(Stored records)

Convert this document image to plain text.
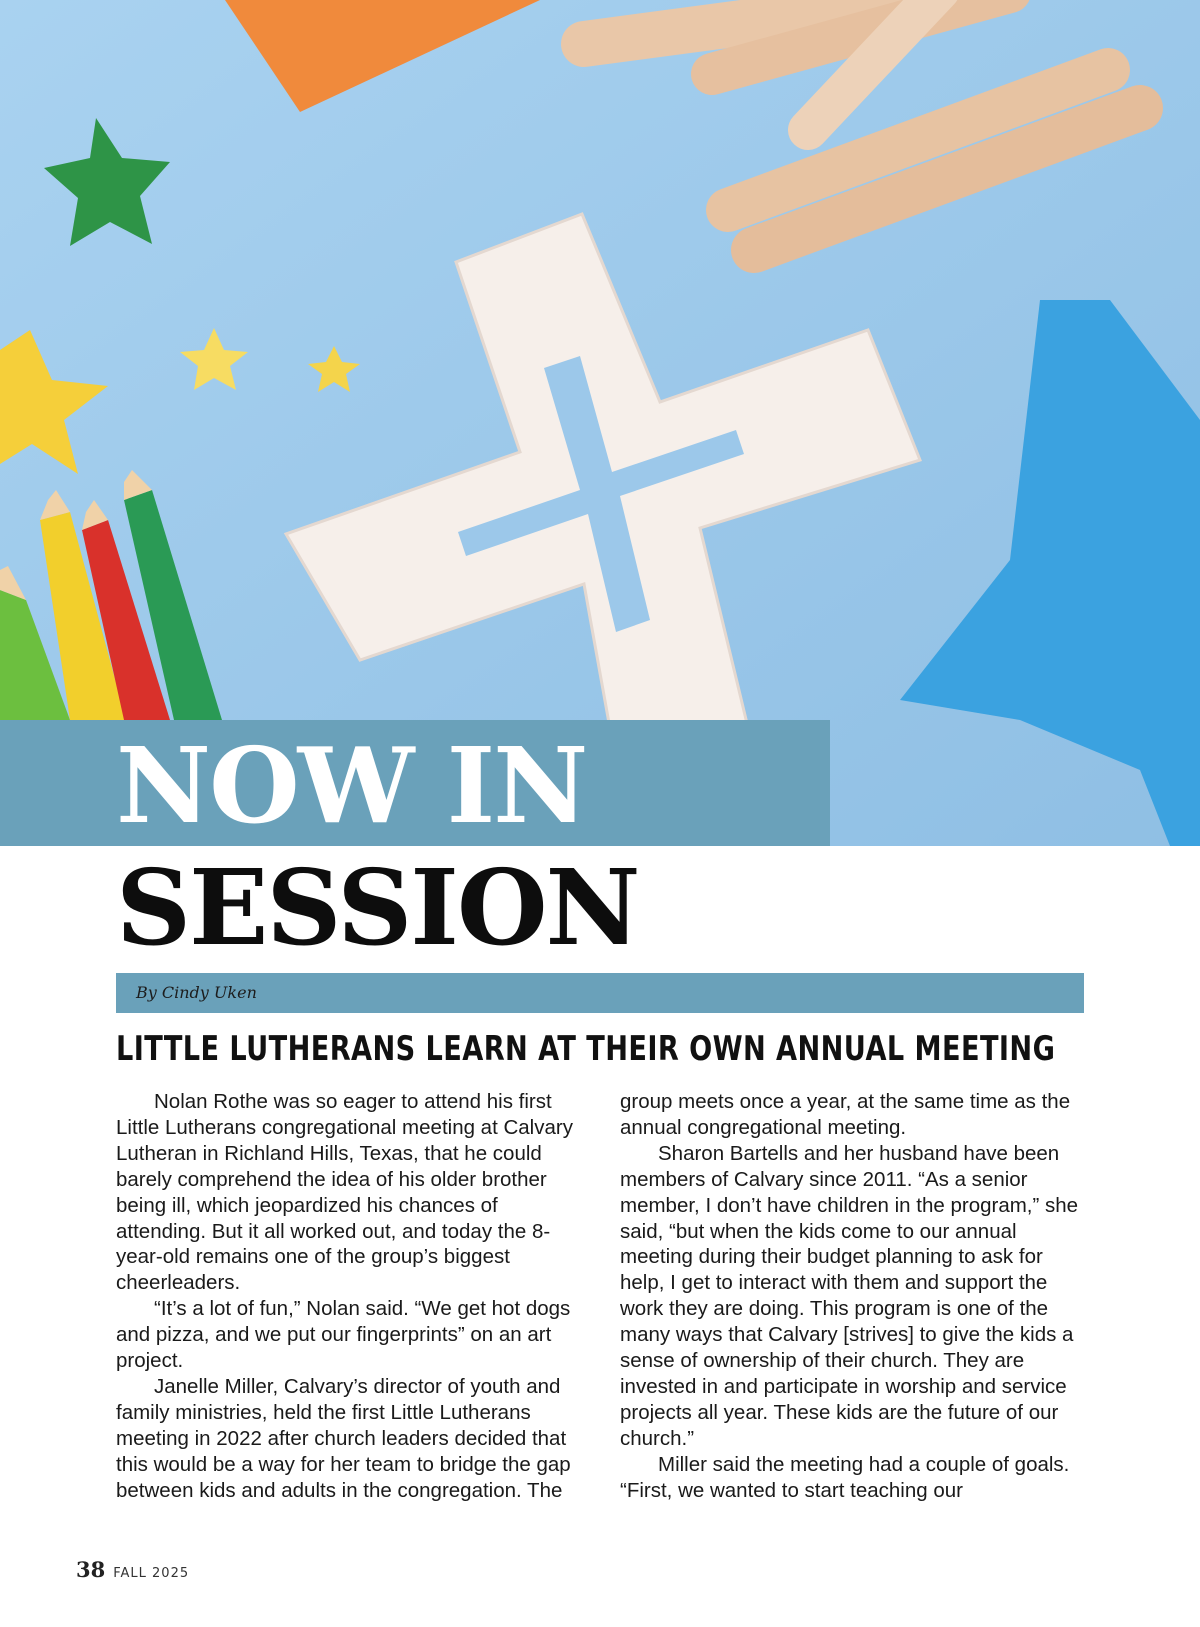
NOW IN
SESSION
By Cindy Uken
LITTLE LUTHERANS LEARN AT THEIR OWN ANNUAL MEETING

Nolan Rothe was so eager to attend his first Little Lutherans congregational meeting at Calvary Lutheran in Richland Hills, Texas, that he could barely comprehend the idea of his older brother being ill, which jeopardized his chances of attending. But it all worked out, and today the 8-year-old remains one of the group’s biggest cheerleaders.

“It’s a lot of fun,” Nolan said. “We get hot dogs and pizza, and we put our fingerprints” on an art project.

Janelle Miller, Calvary’s director of youth and family ministries, held the first Little Lutherans meeting in 2022 after church leaders decided that this would be a way for her team to bridge the gap between kids and adults in the congregation. The

group meets once a year, at the same time as the annual congregational meeting.

Sharon Bartells and her husband have been members of Calvary since 2011. “As a senior member, I don’t have children in the program,” she said, “but when the kids come to our annual meeting during their budget planning to ask for help, I get to interact with them and support the work they are doing. This program is one of the many ways that Calvary [strives] to give the kids a sense of ownership of their church. They are invested in and participate in worship and service projects all year. These kids are the future of our church.”

Miller said the meeting had a couple of goals. “First, we wanted to start teaching our

38 FALL 2025
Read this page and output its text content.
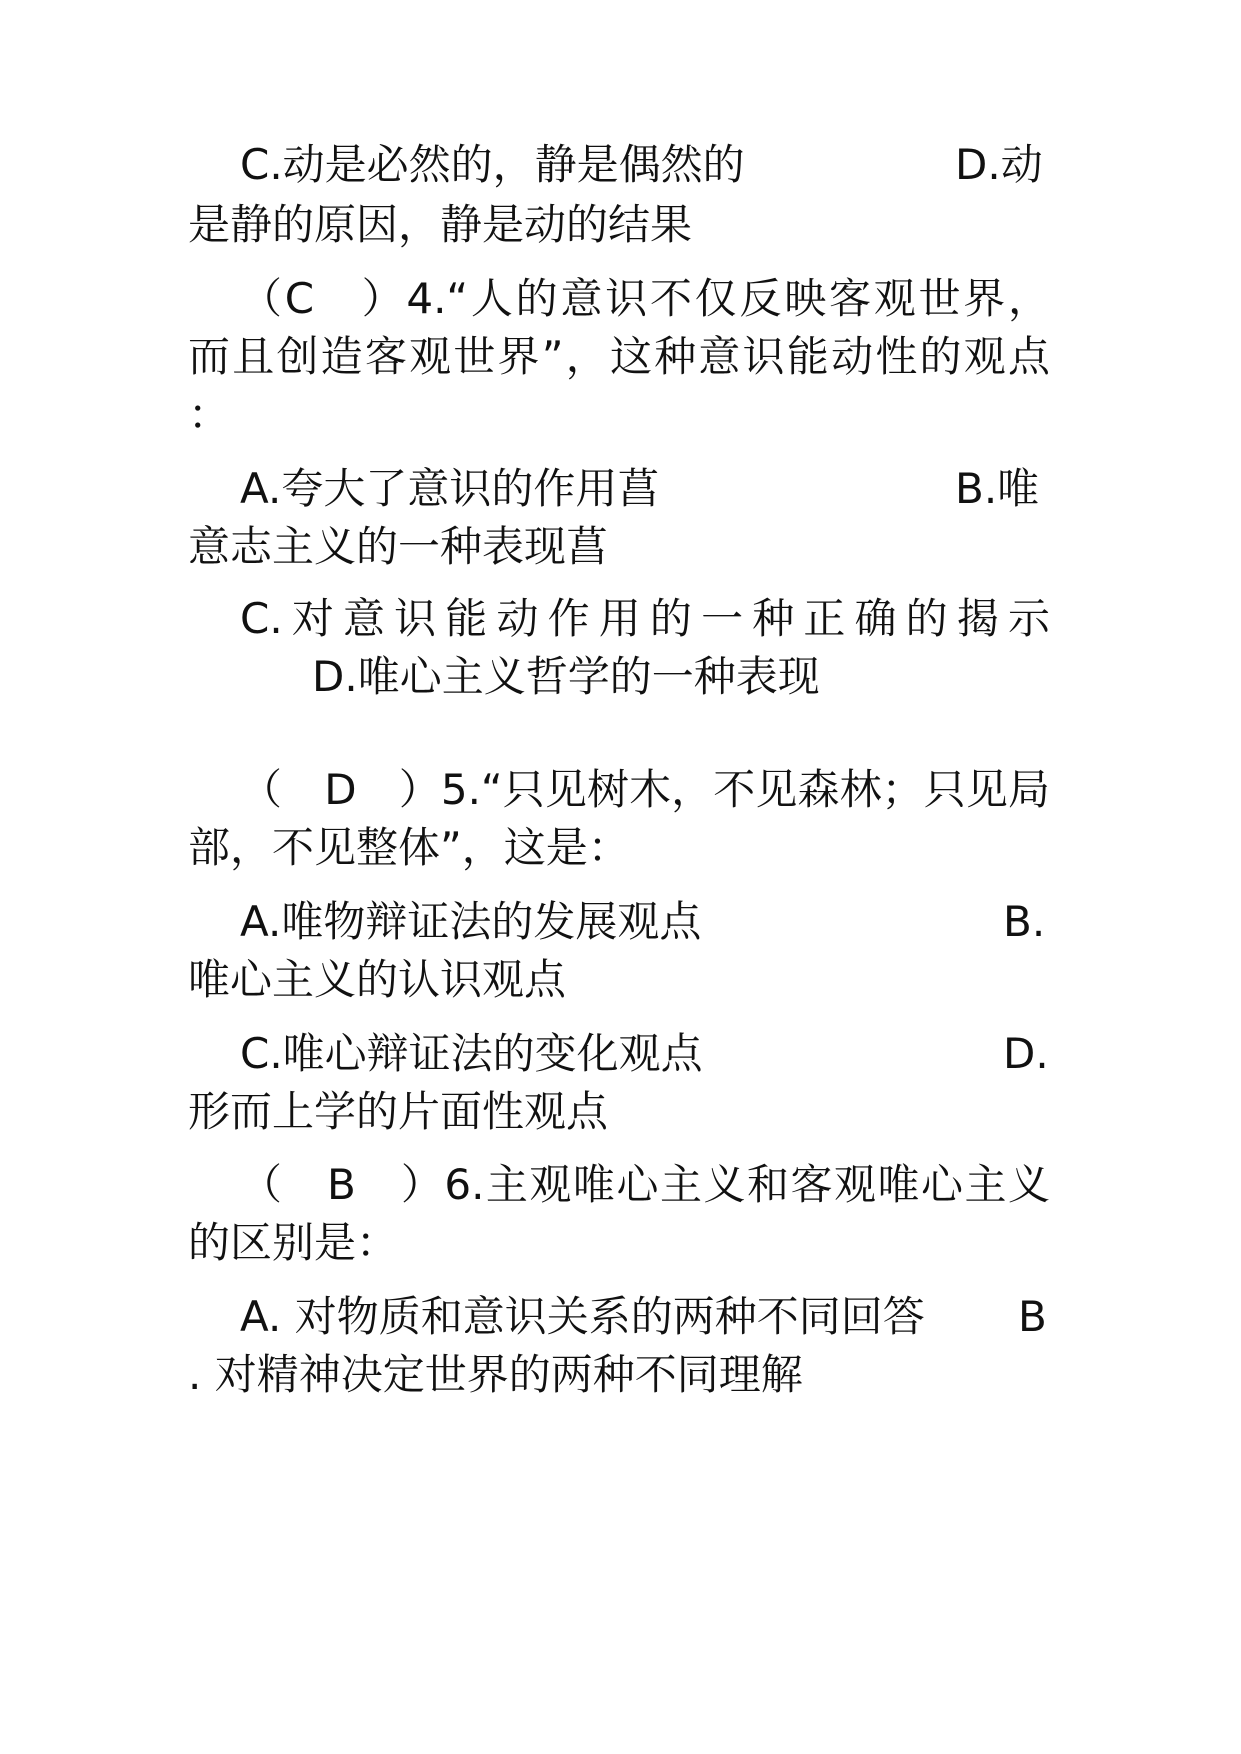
C.动是必然的，静是偶然的	D.动
是静的原因，静是动的结果
（C　）4.“人的意识不仅反映客观世界，
而且创造客观世界”，这种意识能动性的观点
：
A.夸大了意识的作用菖	B.唯
意志主义的一种表现菖
C.对意识能动作用的一种正确的揭示
D.唯心主义哲学的一种表现
（　D　）5.“只见树木，不见森林；只见局
部，不见整体”，这是：
A.唯物辩证法的发展观点	B.
唯心主义的认识观点
C.唯心辩证法的变化观点	D.
形而上学的片面性观点
（　B　）6.主观唯心主义和客观唯心主义
的区别是：
A. 对物质和意识关系的两种不同回答 B
. 对精神决定世界的两种不同理解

PROBLEM TO WORK ON:
Copy each line containing the word "congregational" from the data.

CORRECT OUTPUT:
Nolan Rothe was so eager to attend his first Little Lutherans congregational meeting at Calvary Lutheran in Richland Hills, Texas, that he could barely comprehend the idea of his older brother being ill, which jeopardized his chances of attending. But it all worked out, and today the 8-year-old remains one of the group’s biggest cheerleaders.
group meets once a year, at the same time as the annual congregational meeting.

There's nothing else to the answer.